GIVEN TASK –
Determine which lines of the records include the word "функций", and copy them.

* START EXCERPTED DATA *

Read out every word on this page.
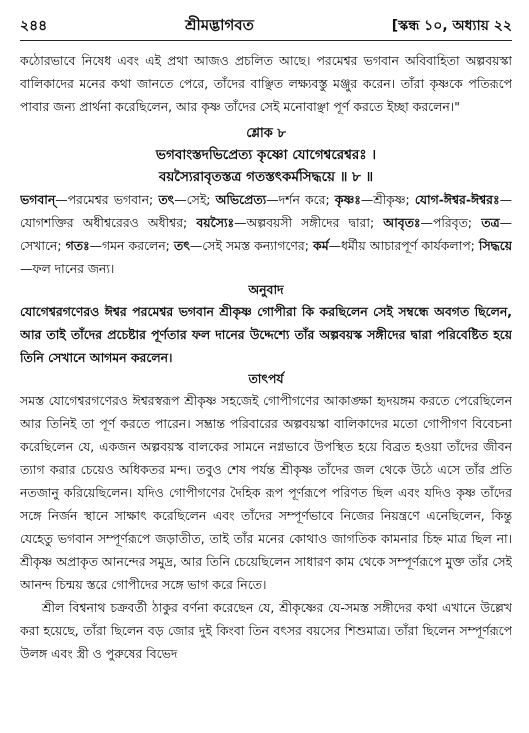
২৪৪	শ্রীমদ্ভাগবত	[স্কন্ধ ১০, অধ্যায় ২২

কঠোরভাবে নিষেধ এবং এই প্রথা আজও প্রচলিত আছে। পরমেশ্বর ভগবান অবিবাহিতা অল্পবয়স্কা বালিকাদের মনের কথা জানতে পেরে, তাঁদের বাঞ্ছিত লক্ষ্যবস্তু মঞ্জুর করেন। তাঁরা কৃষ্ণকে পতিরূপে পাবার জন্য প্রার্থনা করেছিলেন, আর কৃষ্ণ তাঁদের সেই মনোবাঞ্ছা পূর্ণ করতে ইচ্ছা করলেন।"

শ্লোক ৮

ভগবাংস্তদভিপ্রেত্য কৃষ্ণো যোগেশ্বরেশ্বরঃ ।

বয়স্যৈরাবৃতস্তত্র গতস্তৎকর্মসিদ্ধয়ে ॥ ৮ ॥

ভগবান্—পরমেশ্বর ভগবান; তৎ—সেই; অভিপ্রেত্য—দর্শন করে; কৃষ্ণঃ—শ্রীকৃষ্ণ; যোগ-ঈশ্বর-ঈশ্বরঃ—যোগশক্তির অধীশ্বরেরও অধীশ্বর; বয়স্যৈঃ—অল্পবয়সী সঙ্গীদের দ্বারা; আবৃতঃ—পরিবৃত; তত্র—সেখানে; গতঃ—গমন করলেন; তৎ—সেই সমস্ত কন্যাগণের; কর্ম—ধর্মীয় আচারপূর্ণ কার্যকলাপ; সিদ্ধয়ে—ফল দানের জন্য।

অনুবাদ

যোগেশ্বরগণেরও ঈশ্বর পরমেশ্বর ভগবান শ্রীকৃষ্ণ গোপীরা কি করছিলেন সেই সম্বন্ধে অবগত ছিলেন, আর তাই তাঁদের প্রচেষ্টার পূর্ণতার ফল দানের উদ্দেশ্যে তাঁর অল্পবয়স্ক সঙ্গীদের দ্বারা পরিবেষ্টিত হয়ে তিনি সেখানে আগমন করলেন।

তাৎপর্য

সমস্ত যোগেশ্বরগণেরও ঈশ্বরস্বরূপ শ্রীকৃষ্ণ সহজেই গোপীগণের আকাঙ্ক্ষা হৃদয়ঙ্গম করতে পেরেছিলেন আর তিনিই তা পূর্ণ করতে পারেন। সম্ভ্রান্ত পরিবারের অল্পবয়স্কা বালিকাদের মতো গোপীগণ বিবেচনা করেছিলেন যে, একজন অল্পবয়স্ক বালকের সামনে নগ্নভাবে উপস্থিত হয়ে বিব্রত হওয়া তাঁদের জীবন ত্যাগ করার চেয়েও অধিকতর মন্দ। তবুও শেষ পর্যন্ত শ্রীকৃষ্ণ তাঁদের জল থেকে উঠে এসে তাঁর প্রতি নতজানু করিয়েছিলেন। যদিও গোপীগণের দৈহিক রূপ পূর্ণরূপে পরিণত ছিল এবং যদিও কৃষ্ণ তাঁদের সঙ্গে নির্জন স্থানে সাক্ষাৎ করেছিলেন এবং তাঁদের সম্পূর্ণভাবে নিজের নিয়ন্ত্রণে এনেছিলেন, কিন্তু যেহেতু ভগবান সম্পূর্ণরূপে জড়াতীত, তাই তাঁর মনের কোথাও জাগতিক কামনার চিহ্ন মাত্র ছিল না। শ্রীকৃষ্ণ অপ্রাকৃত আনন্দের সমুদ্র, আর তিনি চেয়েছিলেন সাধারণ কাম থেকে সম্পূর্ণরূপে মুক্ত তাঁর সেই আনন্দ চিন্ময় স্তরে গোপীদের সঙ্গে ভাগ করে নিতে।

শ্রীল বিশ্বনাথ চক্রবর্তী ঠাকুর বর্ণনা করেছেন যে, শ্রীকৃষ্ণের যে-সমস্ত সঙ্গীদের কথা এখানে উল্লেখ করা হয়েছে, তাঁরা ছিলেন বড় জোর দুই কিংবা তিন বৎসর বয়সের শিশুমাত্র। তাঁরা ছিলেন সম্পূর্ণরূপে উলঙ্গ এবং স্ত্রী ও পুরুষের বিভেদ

* END EXCERPTED DATA *
* START EXCERPTED DATA *

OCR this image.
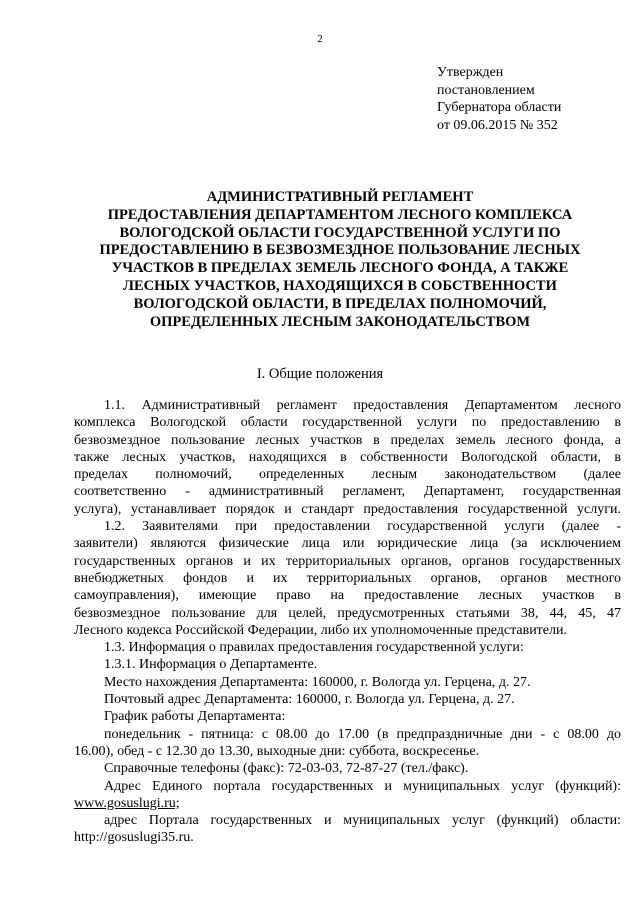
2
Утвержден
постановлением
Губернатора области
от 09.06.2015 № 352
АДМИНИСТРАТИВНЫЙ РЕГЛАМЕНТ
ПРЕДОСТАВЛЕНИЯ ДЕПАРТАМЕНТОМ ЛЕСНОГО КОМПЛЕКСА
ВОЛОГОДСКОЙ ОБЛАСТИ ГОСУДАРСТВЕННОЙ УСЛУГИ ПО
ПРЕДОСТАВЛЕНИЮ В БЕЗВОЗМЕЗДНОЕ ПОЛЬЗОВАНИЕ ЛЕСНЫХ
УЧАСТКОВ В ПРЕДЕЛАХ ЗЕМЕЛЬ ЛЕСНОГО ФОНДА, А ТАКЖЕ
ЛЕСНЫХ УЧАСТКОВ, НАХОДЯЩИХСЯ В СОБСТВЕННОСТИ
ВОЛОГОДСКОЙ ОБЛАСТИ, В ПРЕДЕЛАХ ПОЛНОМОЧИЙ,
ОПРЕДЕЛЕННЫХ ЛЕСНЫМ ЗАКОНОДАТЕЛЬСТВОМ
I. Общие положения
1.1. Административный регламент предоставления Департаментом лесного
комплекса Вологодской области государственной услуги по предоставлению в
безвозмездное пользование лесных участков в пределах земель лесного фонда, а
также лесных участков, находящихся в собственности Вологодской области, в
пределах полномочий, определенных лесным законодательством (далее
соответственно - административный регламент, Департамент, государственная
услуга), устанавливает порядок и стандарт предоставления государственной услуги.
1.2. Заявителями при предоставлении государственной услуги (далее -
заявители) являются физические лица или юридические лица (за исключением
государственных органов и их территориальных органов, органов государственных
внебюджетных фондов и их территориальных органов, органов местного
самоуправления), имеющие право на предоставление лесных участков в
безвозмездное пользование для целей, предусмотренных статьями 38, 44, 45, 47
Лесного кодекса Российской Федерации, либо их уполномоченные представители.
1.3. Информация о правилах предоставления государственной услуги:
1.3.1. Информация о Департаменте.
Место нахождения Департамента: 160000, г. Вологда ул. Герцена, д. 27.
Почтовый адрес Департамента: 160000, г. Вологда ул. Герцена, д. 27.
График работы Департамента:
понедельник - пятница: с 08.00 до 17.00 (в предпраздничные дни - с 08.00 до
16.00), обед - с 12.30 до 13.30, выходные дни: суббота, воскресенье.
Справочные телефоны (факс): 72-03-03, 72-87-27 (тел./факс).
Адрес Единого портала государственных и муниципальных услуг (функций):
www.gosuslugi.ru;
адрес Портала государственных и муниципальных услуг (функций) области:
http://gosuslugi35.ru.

* END EXCERPTED DATA *

EXPECTED ANSWER –
Адрес Единого портала государственных и муниципальных услуг (функций):
адрес Портала государственных и муниципальных услуг (функций) области:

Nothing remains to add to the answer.